• **WHAT YOU NEED TO DO**:
List every row below that contains the word "Text", matching upper and lower case exactly.
Start of RECORD SET
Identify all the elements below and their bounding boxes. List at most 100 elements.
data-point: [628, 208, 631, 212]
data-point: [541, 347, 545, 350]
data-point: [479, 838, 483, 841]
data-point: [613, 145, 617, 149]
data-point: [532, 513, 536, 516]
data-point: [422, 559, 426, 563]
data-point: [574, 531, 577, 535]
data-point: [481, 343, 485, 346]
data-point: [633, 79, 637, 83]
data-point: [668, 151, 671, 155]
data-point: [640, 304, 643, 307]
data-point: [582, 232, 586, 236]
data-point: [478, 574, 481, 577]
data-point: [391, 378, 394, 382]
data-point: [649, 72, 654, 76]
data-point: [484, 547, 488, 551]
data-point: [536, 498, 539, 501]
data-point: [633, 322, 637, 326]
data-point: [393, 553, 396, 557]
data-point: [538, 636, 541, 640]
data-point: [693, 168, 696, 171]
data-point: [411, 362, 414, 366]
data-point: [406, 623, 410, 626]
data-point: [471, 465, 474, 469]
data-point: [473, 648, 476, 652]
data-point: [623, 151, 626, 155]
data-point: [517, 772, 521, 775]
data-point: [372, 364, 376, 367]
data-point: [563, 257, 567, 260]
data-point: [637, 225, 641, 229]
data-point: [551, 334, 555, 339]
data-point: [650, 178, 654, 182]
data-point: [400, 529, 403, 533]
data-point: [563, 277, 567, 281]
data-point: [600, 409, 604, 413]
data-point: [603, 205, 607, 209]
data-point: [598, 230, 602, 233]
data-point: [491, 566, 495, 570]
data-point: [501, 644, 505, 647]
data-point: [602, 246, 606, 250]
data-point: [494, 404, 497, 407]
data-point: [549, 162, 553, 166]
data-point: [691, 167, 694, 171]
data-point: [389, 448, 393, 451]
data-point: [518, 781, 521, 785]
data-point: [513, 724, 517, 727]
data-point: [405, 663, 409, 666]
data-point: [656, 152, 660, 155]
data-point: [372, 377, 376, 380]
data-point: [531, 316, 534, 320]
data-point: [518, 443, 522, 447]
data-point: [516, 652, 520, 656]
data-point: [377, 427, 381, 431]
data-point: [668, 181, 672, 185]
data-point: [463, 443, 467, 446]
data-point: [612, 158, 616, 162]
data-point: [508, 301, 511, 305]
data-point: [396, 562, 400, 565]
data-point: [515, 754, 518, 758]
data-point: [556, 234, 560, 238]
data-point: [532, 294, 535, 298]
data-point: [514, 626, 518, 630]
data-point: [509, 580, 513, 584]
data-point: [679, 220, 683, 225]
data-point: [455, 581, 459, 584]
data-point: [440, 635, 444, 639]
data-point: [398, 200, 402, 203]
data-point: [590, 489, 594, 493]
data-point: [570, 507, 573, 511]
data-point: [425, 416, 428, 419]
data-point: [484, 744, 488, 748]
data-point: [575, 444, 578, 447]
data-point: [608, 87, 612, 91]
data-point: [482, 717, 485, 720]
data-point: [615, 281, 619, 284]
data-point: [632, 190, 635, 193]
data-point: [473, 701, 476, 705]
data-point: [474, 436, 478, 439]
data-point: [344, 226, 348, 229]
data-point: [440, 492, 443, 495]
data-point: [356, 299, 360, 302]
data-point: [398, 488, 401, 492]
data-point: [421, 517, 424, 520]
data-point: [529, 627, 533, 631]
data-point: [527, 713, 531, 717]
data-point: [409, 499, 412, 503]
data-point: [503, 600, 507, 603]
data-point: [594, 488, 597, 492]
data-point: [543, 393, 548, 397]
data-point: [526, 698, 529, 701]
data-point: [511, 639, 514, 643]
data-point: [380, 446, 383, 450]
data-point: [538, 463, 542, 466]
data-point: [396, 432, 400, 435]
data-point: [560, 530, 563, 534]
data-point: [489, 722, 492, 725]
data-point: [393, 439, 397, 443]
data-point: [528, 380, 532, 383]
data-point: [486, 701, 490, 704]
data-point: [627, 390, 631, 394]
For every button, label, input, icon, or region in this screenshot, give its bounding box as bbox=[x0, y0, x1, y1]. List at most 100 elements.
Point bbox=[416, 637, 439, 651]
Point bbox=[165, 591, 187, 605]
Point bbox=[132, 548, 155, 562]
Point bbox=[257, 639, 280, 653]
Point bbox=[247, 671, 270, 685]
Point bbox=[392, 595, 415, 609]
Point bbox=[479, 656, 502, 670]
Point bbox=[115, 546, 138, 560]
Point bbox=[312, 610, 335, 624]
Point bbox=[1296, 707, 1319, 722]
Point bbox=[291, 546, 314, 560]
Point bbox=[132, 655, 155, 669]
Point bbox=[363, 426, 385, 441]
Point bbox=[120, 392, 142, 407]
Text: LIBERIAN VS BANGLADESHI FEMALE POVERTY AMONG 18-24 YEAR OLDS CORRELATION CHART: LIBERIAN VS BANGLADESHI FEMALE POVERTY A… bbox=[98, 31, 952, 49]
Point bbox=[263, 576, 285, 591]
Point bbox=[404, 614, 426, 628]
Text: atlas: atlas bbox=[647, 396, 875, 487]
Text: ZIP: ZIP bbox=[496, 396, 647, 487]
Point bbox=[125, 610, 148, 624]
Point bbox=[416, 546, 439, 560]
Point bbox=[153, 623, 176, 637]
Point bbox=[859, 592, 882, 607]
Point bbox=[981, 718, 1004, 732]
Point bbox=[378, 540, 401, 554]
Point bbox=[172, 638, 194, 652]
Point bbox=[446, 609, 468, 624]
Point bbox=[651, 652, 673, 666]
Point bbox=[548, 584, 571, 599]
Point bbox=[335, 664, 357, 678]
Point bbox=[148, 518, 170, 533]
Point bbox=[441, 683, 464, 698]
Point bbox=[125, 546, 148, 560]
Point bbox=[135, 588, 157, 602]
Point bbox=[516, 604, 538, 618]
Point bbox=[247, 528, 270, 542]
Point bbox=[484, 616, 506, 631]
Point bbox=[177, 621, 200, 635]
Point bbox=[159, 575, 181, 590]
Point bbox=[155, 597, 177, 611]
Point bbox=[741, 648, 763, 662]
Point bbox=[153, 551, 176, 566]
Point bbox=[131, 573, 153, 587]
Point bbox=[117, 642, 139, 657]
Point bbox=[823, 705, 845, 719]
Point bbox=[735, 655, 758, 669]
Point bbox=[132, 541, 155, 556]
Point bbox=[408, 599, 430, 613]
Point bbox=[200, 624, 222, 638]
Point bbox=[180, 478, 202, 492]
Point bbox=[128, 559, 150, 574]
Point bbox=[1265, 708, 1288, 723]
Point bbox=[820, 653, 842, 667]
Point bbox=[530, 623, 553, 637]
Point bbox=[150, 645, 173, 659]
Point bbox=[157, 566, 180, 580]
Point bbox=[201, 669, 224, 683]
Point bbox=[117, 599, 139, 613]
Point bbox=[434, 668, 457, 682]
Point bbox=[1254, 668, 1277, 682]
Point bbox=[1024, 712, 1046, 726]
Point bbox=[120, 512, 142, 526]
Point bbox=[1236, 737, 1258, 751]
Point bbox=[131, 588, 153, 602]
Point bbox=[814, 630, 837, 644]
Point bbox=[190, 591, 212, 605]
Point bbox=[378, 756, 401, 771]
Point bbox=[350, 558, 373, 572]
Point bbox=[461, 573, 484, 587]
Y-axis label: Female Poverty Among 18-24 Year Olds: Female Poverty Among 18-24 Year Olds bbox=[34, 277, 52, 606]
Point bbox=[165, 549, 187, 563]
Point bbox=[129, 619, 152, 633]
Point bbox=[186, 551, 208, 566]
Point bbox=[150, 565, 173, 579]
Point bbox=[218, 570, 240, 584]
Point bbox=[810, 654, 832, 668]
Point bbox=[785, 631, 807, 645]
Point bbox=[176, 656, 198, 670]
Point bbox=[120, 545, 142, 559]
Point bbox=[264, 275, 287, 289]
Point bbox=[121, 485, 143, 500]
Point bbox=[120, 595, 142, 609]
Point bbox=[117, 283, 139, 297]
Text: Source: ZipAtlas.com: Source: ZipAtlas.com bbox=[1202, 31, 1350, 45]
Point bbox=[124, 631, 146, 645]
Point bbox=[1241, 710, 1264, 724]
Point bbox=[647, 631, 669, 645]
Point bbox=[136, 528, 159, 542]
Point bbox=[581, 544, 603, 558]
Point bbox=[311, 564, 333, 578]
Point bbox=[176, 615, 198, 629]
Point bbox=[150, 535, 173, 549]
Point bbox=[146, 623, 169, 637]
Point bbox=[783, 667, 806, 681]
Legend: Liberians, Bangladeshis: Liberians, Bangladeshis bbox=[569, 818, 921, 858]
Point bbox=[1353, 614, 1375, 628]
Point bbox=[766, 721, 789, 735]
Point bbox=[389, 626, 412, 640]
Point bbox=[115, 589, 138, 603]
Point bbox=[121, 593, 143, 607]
End of RECORD SET
• **FINAL RESULT**:
Text: LIBERIAN VS BANGLADESHI FEMALE POVERTY AMONG 18-24 YEAR OLDS CORRELATION CHART: LIBERIAN VS BANGLADESHI FEMALE POVERTY A… bbox=[98, 31, 952, 49]
Text: atlas: atlas bbox=[647, 396, 875, 487]
Text: ZIP: ZIP bbox=[496, 396, 647, 487]
Text: Source: ZipAtlas.com: Source: ZipAtlas.com bbox=[1202, 31, 1350, 45]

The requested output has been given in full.